• TASK OBJECTIVE: Look through the data and write out every line with the word "this" in it.
•••••
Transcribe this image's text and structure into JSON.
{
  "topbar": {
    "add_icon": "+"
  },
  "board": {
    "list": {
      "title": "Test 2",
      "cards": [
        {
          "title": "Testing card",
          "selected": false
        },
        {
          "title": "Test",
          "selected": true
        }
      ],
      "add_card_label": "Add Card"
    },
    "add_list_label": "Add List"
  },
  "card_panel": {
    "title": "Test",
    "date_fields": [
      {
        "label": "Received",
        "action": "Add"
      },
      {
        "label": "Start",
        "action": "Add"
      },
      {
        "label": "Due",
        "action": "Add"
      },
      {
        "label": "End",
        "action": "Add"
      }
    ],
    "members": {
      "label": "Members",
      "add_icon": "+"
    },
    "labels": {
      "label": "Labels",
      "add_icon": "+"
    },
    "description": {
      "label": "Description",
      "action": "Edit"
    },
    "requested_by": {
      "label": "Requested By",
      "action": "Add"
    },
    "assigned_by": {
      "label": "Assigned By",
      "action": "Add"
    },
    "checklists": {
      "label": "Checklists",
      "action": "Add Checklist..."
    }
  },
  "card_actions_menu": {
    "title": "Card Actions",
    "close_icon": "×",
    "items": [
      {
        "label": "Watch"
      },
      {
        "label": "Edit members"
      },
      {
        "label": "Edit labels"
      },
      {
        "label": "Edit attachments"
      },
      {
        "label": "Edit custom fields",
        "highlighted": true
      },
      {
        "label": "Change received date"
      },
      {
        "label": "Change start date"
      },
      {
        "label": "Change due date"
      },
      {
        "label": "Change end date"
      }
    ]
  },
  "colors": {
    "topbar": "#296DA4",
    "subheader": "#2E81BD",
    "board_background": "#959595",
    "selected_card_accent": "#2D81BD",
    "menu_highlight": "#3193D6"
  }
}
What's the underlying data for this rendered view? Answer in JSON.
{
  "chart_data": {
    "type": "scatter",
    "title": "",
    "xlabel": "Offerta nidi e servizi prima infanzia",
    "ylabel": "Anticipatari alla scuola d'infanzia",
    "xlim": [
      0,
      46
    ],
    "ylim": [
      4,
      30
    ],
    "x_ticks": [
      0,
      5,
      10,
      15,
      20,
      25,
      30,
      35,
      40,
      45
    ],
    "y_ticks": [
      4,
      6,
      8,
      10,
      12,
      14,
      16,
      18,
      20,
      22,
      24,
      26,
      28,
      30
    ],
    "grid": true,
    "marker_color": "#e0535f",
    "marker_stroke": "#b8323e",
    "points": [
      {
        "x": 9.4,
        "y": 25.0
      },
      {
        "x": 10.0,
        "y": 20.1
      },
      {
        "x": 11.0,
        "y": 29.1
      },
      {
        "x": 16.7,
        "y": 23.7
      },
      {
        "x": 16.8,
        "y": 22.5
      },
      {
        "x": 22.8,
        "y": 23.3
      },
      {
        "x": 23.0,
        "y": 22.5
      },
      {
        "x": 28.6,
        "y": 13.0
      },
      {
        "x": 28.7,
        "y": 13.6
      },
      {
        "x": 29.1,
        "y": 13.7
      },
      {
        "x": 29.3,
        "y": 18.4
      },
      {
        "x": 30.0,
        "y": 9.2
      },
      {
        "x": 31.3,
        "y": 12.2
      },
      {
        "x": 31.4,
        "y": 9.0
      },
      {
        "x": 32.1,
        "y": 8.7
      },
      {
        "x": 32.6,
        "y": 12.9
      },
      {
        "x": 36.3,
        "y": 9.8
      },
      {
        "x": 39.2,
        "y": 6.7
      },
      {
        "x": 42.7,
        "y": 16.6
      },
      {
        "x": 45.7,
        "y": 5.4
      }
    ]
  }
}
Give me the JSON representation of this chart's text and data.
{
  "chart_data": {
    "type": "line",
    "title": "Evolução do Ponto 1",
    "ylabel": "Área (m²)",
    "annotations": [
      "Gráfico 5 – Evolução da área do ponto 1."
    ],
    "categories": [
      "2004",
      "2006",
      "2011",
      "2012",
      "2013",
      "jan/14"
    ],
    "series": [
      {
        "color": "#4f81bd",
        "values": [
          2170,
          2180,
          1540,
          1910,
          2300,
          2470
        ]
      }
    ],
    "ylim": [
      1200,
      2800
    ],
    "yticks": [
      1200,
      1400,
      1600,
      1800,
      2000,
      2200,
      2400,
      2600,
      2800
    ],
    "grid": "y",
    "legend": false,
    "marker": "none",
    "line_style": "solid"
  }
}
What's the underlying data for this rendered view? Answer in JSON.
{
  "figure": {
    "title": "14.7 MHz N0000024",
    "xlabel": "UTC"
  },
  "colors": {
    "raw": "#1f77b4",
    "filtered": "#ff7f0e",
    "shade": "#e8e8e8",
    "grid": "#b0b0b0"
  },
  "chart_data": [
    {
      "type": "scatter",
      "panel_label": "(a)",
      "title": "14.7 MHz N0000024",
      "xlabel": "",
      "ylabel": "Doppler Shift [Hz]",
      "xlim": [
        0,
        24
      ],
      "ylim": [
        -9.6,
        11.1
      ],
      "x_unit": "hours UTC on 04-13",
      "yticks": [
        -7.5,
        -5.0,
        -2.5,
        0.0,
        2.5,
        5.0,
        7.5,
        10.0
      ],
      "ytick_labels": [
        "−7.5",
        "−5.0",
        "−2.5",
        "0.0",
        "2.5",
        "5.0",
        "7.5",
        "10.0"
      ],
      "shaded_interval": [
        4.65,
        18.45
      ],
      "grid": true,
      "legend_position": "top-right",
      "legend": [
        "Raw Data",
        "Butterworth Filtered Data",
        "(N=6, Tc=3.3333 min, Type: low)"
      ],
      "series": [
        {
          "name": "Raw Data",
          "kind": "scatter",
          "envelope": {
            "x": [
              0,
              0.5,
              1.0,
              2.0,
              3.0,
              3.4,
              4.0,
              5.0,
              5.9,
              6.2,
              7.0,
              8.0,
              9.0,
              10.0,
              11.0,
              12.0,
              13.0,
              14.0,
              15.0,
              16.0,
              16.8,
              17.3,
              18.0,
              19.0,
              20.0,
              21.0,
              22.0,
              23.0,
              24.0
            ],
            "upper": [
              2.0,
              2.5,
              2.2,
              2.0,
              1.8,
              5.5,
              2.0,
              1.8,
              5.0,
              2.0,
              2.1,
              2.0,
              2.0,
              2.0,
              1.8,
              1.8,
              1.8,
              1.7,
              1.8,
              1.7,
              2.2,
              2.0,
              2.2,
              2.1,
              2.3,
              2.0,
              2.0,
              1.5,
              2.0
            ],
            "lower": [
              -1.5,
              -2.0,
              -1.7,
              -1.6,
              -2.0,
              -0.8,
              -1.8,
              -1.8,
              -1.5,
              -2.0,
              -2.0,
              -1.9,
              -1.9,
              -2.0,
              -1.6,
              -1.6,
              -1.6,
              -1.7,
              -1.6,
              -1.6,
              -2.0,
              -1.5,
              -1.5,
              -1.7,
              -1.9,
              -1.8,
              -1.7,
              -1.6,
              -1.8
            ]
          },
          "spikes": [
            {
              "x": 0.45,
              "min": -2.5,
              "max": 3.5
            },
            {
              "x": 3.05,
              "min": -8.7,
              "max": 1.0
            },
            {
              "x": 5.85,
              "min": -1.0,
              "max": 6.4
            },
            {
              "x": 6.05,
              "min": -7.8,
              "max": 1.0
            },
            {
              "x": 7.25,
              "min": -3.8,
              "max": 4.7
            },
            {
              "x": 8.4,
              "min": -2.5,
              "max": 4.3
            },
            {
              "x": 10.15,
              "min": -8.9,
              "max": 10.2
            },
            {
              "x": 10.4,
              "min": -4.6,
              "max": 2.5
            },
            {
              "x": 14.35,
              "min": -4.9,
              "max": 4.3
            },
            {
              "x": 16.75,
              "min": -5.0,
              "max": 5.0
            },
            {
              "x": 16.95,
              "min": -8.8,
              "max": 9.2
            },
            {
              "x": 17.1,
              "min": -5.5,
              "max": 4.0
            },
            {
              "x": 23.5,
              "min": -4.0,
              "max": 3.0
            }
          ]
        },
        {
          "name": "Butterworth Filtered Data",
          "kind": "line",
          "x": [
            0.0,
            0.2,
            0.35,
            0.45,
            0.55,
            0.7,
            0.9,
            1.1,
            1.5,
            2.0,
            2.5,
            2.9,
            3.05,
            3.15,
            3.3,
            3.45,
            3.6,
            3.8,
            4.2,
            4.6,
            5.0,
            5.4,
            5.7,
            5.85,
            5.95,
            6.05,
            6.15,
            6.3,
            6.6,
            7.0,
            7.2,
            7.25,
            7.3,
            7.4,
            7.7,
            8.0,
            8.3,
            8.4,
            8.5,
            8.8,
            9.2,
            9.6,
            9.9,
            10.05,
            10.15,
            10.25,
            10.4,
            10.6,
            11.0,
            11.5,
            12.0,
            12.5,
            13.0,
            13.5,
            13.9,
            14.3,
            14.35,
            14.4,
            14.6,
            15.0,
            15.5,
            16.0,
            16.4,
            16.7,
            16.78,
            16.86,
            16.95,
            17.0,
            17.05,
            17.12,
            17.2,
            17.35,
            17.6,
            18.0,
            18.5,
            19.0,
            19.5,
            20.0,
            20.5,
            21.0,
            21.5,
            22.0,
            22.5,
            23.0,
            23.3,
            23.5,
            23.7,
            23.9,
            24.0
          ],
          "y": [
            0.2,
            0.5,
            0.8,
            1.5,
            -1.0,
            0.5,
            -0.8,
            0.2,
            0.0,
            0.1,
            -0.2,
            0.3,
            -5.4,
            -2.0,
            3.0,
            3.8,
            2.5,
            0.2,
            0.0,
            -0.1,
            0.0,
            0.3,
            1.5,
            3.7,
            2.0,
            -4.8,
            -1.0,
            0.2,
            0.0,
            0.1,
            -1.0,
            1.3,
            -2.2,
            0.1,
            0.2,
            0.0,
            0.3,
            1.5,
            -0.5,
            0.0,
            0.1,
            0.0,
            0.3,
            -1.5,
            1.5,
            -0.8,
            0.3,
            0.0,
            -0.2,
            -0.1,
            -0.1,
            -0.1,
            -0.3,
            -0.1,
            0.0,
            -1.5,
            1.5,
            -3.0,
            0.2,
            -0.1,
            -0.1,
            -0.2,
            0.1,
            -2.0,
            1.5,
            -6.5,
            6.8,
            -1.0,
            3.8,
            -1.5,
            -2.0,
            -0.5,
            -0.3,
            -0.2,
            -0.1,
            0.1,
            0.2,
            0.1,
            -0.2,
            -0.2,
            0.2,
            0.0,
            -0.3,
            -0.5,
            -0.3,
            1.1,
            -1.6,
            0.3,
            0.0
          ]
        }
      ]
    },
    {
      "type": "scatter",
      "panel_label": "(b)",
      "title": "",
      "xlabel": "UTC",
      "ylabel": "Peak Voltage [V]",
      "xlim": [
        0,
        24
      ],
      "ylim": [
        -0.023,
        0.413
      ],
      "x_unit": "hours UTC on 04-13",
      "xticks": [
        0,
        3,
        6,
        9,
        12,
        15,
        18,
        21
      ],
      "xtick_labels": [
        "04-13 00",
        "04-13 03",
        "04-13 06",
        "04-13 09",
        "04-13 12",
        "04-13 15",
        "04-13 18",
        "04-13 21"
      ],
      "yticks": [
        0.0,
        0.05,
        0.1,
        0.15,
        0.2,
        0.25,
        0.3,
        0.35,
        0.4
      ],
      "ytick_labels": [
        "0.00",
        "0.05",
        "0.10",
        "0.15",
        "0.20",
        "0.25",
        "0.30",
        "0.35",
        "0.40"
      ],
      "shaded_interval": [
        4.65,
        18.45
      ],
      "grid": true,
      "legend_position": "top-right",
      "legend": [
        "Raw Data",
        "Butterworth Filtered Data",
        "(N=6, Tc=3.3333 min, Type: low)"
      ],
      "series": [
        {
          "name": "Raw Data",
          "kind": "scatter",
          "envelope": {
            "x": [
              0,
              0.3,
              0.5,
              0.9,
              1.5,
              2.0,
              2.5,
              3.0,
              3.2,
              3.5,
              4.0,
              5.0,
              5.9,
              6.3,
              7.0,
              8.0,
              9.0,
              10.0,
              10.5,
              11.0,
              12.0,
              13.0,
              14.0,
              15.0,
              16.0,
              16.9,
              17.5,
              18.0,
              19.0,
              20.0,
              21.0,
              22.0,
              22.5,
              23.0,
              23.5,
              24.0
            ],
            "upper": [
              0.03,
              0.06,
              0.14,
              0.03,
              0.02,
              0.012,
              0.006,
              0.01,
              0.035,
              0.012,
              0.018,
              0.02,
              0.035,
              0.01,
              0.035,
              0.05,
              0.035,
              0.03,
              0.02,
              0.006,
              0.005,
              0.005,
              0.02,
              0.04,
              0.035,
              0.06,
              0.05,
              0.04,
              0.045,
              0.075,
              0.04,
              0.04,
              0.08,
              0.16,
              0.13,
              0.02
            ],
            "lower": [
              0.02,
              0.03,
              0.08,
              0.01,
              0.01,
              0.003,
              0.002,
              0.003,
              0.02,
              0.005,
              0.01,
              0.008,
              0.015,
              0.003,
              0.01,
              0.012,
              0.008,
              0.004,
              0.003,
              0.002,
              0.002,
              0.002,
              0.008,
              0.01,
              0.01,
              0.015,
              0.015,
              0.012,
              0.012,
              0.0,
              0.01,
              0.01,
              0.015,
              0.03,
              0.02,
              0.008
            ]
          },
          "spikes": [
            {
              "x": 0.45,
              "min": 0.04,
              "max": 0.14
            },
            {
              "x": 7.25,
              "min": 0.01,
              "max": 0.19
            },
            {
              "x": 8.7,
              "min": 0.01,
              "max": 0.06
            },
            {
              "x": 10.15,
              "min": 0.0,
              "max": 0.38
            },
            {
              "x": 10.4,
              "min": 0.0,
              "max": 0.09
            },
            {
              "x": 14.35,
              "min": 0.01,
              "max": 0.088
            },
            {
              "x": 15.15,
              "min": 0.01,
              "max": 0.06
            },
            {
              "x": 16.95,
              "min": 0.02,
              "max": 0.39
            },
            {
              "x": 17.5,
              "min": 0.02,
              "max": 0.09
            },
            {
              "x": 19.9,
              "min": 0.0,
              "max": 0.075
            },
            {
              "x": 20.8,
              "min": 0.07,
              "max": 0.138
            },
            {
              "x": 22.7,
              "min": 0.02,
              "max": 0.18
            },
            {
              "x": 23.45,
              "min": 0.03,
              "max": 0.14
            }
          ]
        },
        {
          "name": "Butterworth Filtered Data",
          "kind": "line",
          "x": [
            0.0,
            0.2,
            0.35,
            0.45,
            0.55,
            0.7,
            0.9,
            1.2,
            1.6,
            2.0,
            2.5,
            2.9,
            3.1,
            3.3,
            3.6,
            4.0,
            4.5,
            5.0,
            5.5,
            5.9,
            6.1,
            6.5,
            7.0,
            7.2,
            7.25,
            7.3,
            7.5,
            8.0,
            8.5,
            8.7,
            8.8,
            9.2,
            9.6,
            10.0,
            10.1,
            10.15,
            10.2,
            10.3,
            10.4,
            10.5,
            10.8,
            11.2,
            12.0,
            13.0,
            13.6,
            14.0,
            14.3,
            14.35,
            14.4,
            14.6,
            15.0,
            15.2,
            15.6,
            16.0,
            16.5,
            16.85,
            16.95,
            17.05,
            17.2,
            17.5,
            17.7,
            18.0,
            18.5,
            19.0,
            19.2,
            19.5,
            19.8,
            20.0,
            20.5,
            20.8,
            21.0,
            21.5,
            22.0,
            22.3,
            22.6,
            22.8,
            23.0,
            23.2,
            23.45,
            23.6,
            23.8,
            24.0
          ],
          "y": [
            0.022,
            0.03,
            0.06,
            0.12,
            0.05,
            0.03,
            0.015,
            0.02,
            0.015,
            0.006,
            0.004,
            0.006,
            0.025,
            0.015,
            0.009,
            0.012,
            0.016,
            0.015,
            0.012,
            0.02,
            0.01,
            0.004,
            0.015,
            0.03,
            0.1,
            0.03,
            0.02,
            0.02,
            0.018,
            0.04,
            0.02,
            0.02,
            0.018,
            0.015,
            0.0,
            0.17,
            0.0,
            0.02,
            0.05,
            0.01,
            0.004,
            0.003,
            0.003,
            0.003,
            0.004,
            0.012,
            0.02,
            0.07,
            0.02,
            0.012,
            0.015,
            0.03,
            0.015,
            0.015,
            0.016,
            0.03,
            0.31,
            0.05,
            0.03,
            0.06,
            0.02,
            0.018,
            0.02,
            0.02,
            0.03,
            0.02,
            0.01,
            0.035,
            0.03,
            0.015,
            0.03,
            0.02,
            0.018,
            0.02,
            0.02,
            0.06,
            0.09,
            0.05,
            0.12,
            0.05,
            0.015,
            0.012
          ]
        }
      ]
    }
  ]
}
•••••
• FULL OUTPUT:
Transcribe this image's text and structure into JSON.
What's the underlying data for this rendered view? Answer in JSON.
Give me the JSON representation of this chart's text and data.
What's the underlying data for this rendered view? Answer in JSON.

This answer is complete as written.